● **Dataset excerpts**
>>>

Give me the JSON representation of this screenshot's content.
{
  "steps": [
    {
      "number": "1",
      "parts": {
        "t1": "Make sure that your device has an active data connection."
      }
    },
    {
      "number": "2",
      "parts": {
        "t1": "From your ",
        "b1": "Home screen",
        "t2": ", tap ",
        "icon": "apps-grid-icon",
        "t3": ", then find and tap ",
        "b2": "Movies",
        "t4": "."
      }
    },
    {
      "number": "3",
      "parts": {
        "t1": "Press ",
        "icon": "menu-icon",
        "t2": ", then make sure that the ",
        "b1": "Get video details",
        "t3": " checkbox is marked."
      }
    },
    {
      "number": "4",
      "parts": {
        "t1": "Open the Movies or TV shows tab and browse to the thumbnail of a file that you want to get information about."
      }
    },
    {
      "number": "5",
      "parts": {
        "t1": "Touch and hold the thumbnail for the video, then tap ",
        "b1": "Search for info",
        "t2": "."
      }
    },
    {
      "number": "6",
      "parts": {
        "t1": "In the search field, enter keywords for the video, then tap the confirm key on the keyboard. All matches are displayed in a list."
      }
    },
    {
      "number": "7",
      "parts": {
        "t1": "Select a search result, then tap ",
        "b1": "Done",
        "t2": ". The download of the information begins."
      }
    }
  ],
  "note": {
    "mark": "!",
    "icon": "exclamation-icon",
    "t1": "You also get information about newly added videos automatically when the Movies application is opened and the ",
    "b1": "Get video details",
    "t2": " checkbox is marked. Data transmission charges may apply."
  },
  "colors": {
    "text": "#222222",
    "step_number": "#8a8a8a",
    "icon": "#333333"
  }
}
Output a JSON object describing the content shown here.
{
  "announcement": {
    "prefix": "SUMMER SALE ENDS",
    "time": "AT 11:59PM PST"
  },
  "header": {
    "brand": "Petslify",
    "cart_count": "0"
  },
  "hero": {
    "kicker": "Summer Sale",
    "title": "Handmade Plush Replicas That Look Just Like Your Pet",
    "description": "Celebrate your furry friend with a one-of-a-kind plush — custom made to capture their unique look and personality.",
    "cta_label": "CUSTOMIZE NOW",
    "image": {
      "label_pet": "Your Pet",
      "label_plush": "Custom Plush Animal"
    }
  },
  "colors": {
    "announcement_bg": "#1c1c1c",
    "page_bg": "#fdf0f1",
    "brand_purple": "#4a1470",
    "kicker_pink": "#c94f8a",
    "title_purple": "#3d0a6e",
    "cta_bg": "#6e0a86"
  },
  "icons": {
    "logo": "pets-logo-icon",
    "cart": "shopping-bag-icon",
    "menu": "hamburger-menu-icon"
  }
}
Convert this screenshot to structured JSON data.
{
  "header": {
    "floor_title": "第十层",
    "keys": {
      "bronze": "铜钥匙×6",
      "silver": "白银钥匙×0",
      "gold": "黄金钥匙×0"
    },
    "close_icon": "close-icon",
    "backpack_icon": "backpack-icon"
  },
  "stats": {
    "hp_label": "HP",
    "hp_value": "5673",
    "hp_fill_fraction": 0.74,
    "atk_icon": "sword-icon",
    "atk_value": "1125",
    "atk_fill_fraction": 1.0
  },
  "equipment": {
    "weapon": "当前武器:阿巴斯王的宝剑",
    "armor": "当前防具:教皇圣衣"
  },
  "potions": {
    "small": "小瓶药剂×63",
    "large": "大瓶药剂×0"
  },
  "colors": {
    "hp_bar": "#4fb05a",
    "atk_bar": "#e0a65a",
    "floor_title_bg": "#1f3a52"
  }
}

<<<

All of the data needs to be reproduced exactly, with no line missing.

● **ANSWER TO THE EXERCISE**
Give me the JSON representation of this screenshot's content.
{
  "steps": [
    {
      "number": "1",
      "parts": {
        "t1": "Make sure that your device has an active data connection."
      }
    },
    {
      "number": "2",
      "parts": {
        "t1": "From your ",
        "b1": "Home screen",
        "t2": ", tap ",
        "icon": "apps-grid-icon",
        "t3": ", then find and tap ",
        "b2": "Movies",
        "t4": "."
      }
    },
    {
      "number": "3",
      "parts": {
        "t1": "Press ",
        "icon": "menu-icon",
        "t2": ", then make sure that the ",
        "b1": "Get video details",
        "t3": " checkbox is marked."
      }
    },
    {
      "number": "4",
      "parts": {
        "t1": "Open the Movies or TV shows tab and browse to the thumbnail of a file that you want to get information about."
      }
    },
    {
      "number": "5",
      "parts": {
        "t1": "Touch and hold the thumbnail for the video, then tap ",
        "b1": "Search for info",
        "t2": "."
      }
    },
    {
      "number": "6",
      "parts": {
        "t1": "In the search field, enter keywords for the video, then tap the confirm key on the keyboard. All matches are displayed in a list."
      }
    },
    {
      "number": "7",
      "parts": {
        "t1": "Select a search result, then tap ",
        "b1": "Done",
        "t2": ". The download of the information begins."
      }
    }
  ],
  "note": {
    "mark": "!",
    "icon": "exclamation-icon",
    "t1": "You also get information about newly added videos automatically when the Movies application is opened and the ",
    "b1": "Get video details",
    "t2": " checkbox is marked. Data transmission charges may apply."
  },
  "colors": {
    "text": "#222222",
    "step_number": "#8a8a8a",
    "icon": "#333333"
  }
}
Output a JSON object describing the content shown here.
{
  "announcement": {
    "prefix": "SUMMER SALE ENDS",
    "time": "AT 11:59PM PST"
  },
  "header": {
    "brand": "Petslify",
    "cart_count": "0"
  },
  "hero": {
    "kicker": "Summer Sale",
    "title": "Handmade Plush Replicas That Look Just Like Your Pet",
    "description": "Celebrate your furry friend with a one-of-a-kind plush — custom made to capture their unique look and personality.",
    "cta_label": "CUSTOMIZE NOW",
    "image": {
      "label_pet": "Your Pet",
      "label_plush": "Custom Plush Animal"
    }
  },
  "colors": {
    "announcement_bg": "#1c1c1c",
    "page_bg": "#fdf0f1",
    "brand_purple": "#4a1470",
    "kicker_pink": "#c94f8a",
    "title_purple": "#3d0a6e",
    "cta_bg": "#6e0a86"
  },
  "icons": {
    "logo": "pets-logo-icon",
    "cart": "shopping-bag-icon",
    "menu": "hamburger-menu-icon"
  }
}
Convert this screenshot to structured JSON data.
{
  "header": {
    "floor_title": "第十层",
    "keys": {
      "bronze": "铜钥匙×6",
      "silver": "白银钥匙×0",
      "gold": "黄金钥匙×0"
    },
    "close_icon": "close-icon",
    "backpack_icon": "backpack-icon"
  },
  "stats": {
    "hp_label": "HP",
    "hp_value": "5673",
    "hp_fill_fraction": 0.74,
    "atk_icon": "sword-icon",
    "atk_value": "1125",
    "atk_fill_fraction": 1.0
  },
  "equipment": {
    "weapon": "当前武器:阿巴斯王的宝剑",
    "armor": "当前防具:教皇圣衣"
  },
  "potions": {
    "small": "小瓶药剂×63",
    "large": "大瓶药剂×0"
  },
  "colors": {
    "hp_bar": "#4fb05a",
    "atk_bar": "#e0a65a",
    "floor_title_bg": "#1f3a52"
  }
}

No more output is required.